DO THIS
Entries follow. Set all of them down as they stand.

===== EXTRACTED ENTRIES =====

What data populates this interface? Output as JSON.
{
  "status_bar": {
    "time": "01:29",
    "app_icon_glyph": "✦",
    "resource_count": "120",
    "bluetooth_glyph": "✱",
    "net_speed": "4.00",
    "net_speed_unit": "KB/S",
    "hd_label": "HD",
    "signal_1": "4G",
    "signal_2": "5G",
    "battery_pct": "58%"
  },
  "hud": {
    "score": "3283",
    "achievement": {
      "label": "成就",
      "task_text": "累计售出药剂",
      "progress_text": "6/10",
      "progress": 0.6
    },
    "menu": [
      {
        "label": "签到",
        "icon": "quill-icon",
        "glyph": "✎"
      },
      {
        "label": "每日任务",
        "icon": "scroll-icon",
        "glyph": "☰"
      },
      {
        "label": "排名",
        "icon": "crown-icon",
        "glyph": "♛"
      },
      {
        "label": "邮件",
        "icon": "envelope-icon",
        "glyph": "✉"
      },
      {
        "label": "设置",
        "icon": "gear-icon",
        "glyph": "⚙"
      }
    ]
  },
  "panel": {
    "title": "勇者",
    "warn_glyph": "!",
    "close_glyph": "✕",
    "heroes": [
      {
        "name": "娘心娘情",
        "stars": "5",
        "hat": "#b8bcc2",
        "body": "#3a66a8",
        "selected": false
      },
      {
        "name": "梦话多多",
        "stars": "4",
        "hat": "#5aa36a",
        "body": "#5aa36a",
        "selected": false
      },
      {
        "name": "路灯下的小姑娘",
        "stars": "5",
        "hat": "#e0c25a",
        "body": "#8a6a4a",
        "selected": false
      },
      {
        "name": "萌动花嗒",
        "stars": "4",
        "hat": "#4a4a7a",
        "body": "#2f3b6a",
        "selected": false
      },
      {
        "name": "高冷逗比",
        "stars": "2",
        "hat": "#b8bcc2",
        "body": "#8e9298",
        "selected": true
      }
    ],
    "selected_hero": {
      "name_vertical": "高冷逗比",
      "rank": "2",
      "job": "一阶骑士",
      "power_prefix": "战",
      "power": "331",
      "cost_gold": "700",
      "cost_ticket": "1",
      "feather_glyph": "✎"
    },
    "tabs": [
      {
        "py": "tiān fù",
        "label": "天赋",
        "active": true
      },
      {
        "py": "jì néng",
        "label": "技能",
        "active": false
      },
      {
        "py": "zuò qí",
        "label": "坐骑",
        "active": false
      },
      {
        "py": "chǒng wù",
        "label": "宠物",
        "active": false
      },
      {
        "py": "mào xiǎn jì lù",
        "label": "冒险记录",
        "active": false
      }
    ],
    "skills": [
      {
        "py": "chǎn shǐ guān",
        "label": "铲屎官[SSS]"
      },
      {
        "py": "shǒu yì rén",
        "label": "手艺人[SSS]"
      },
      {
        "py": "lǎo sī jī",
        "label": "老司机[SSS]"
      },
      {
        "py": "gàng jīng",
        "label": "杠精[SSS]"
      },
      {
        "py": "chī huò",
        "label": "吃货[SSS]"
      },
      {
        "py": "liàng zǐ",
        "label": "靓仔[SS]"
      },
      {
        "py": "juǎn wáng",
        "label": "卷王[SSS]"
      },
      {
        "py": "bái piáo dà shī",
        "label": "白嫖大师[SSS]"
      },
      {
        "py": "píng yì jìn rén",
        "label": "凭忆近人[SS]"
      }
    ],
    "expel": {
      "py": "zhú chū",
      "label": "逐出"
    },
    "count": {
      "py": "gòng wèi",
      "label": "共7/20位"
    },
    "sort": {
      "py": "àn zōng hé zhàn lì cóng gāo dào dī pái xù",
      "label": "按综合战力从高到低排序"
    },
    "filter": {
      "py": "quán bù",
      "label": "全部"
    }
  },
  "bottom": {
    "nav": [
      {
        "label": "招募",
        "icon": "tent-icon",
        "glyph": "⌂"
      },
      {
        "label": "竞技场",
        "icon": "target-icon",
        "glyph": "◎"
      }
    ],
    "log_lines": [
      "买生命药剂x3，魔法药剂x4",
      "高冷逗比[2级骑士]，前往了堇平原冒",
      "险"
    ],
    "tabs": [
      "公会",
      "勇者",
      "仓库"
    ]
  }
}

=====

SOLUTION TO THE PROBLEM
What data populates this interface? Output as JSON.
{
  "status_bar": {
    "time": "01:29",
    "app_icon_glyph": "✦",
    "resource_count": "120",
    "bluetooth_glyph": "✱",
    "net_speed": "4.00",
    "net_speed_unit": "KB/S",
    "hd_label": "HD",
    "signal_1": "4G",
    "signal_2": "5G",
    "battery_pct": "58%"
  },
  "hud": {
    "score": "3283",
    "achievement": {
      "label": "成就",
      "task_text": "累计售出药剂",
      "progress_text": "6/10",
      "progress": 0.6
    },
    "menu": [
      {
        "label": "签到",
        "icon": "quill-icon",
        "glyph": "✎"
      },
      {
        "label": "每日任务",
        "icon": "scroll-icon",
        "glyph": "☰"
      },
      {
        "label": "排名",
        "icon": "crown-icon",
        "glyph": "♛"
      },
      {
        "label": "邮件",
        "icon": "envelope-icon",
        "glyph": "✉"
      },
      {
        "label": "设置",
        "icon": "gear-icon",
        "glyph": "⚙"
      }
    ]
  },
  "panel": {
    "title": "勇者",
    "warn_glyph": "!",
    "close_glyph": "✕",
    "heroes": [
      {
        "name": "娘心娘情",
        "stars": "5",
        "hat": "#b8bcc2",
        "body": "#3a66a8",
        "selected": false
      },
      {
        "name": "梦话多多",
        "stars": "4",
        "hat": "#5aa36a",
        "body": "#5aa36a",
        "selected": false
      },
      {
        "name": "路灯下的小姑娘",
        "stars": "5",
        "hat": "#e0c25a",
        "body": "#8a6a4a",
        "selected": false
      },
      {
        "name": "萌动花嗒",
        "stars": "4",
        "hat": "#4a4a7a",
        "body": "#2f3b6a",
        "selected": false
      },
      {
        "name": "高冷逗比",
        "stars": "2",
        "hat": "#b8bcc2",
        "body": "#8e9298",
        "selected": true
      }
    ],
    "selected_hero": {
      "name_vertical": "高冷逗比",
      "rank": "2",
      "job": "一阶骑士",
      "power_prefix": "战",
      "power": "331",
      "cost_gold": "700",
      "cost_ticket": "1",
      "feather_glyph": "✎"
    },
    "tabs": [
      {
        "py": "tiān fù",
        "label": "天赋",
        "active": true
      },
      {
        "py": "jì néng",
        "label": "技能",
        "active": false
      },
      {
        "py": "zuò qí",
        "label": "坐骑",
        "active": false
      },
      {
        "py": "chǒng wù",
        "label": "宠物",
        "active": false
      },
      {
        "py": "mào xiǎn jì lù",
        "label": "冒险记录",
        "active": false
      }
    ],
    "skills": [
      {
        "py": "chǎn shǐ guān",
        "label": "铲屎官[SSS]"
      },
      {
        "py": "shǒu yì rén",
        "label": "手艺人[SSS]"
      },
      {
        "py": "lǎo sī jī",
        "label": "老司机[SSS]"
      },
      {
        "py": "gàng jīng",
        "label": "杠精[SSS]"
      },
      {
        "py": "chī huò",
        "label": "吃货[SSS]"
      },
      {
        "py": "liàng zǐ",
        "label": "靓仔[SS]"
      },
      {
        "py": "juǎn wáng",
        "label": "卷王[SSS]"
      },
      {
        "py": "bái piáo dà shī",
        "label": "白嫖大师[SSS]"
      },
      {
        "py": "píng yì jìn rén",
        "label": "凭忆近人[SS]"
      }
    ],
    "expel": {
      "py": "zhú chū",
      "label": "逐出"
    },
    "count": {
      "py": "gòng wèi",
      "label": "共7/20位"
    },
    "sort": {
      "py": "àn zōng hé zhàn lì cóng gāo dào dī pái xù",
      "label": "按综合战力从高到低排序"
    },
    "filter": {
      "py": "quán bù",
      "label": "全部"
    }
  },
  "bottom": {
    "nav": [
      {
        "label": "招募",
        "icon": "tent-icon",
        "glyph": "⌂"
      },
      {
        "label": "竞技场",
        "icon": "target-icon",
        "glyph": "◎"
      }
    ],
    "log_lines": [
      "买生命药剂x3，魔法药剂x4",
      "高冷逗比[2级骑士]，前往了堇平原冒",
      "险"
    ],
    "tabs": [
      "公会",
      "勇者",
      "仓库"
    ]
  }
}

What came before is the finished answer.